* **Supplied information**:
○ ○ ○

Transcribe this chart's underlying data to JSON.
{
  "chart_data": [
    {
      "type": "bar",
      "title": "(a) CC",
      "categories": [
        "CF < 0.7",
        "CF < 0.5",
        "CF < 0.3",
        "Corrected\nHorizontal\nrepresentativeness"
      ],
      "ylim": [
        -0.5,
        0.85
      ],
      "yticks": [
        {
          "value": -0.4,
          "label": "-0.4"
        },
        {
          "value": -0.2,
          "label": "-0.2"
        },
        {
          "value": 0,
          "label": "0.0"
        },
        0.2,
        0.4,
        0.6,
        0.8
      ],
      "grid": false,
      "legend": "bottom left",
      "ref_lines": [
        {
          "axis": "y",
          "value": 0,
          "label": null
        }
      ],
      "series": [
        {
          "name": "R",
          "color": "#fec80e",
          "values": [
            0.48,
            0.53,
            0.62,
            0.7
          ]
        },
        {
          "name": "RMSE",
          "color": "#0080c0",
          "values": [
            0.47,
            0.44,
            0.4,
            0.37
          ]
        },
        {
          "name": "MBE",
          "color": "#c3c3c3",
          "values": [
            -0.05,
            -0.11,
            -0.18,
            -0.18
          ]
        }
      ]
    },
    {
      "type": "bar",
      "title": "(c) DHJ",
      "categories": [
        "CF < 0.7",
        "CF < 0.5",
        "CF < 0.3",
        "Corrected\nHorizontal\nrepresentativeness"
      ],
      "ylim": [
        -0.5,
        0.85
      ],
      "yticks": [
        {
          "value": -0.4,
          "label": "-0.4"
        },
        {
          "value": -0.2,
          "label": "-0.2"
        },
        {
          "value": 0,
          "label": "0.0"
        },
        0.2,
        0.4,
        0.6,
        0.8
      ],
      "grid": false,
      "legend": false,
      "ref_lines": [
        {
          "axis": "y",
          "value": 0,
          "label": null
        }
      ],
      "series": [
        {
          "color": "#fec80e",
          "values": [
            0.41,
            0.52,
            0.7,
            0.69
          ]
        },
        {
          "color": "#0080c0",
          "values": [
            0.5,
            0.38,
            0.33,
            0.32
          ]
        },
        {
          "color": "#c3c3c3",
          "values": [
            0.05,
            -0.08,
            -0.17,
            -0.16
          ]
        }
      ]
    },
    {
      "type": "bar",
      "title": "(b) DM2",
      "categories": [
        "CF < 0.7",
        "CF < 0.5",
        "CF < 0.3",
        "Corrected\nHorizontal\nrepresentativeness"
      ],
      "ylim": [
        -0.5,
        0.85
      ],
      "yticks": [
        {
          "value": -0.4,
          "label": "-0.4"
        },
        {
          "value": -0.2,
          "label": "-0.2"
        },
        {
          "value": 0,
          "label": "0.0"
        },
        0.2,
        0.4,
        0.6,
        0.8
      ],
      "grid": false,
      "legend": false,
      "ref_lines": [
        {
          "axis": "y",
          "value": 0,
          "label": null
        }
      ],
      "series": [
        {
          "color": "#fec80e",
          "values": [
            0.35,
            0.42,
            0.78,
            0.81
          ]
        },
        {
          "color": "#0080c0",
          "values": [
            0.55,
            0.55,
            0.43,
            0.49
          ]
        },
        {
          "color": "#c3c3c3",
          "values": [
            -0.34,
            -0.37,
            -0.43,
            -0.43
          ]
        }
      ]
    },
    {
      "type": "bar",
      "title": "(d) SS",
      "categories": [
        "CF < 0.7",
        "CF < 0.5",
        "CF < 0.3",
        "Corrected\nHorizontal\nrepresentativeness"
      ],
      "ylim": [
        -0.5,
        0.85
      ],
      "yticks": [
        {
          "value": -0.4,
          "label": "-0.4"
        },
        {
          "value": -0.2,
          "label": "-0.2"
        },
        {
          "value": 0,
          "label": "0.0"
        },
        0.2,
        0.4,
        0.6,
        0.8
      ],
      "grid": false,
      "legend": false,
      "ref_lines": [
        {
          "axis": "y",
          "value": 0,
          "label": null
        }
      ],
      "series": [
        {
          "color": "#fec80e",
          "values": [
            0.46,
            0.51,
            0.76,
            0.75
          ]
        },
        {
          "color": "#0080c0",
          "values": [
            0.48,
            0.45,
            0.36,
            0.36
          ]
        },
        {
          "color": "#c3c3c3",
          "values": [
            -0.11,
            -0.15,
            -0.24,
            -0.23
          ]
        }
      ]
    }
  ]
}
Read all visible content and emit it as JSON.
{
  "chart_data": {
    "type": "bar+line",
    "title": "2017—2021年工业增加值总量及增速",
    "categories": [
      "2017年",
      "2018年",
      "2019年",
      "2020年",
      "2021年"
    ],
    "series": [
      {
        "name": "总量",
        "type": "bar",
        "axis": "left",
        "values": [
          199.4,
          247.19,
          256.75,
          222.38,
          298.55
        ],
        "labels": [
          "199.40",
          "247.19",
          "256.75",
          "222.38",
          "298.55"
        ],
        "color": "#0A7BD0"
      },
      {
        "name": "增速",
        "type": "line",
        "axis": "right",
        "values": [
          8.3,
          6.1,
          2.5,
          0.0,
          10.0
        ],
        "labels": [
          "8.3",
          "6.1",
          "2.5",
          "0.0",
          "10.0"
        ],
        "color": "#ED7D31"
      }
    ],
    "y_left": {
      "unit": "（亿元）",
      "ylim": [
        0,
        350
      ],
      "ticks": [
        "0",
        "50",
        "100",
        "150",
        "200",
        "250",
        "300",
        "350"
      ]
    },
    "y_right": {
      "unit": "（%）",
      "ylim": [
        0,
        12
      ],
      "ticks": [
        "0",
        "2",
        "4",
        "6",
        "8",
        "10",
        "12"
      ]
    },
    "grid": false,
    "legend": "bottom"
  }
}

○ ○ ○

* **Problem details**:
Among the lines above, count those containing the word "title" and give nothing but the result.

* **Complete response**:
5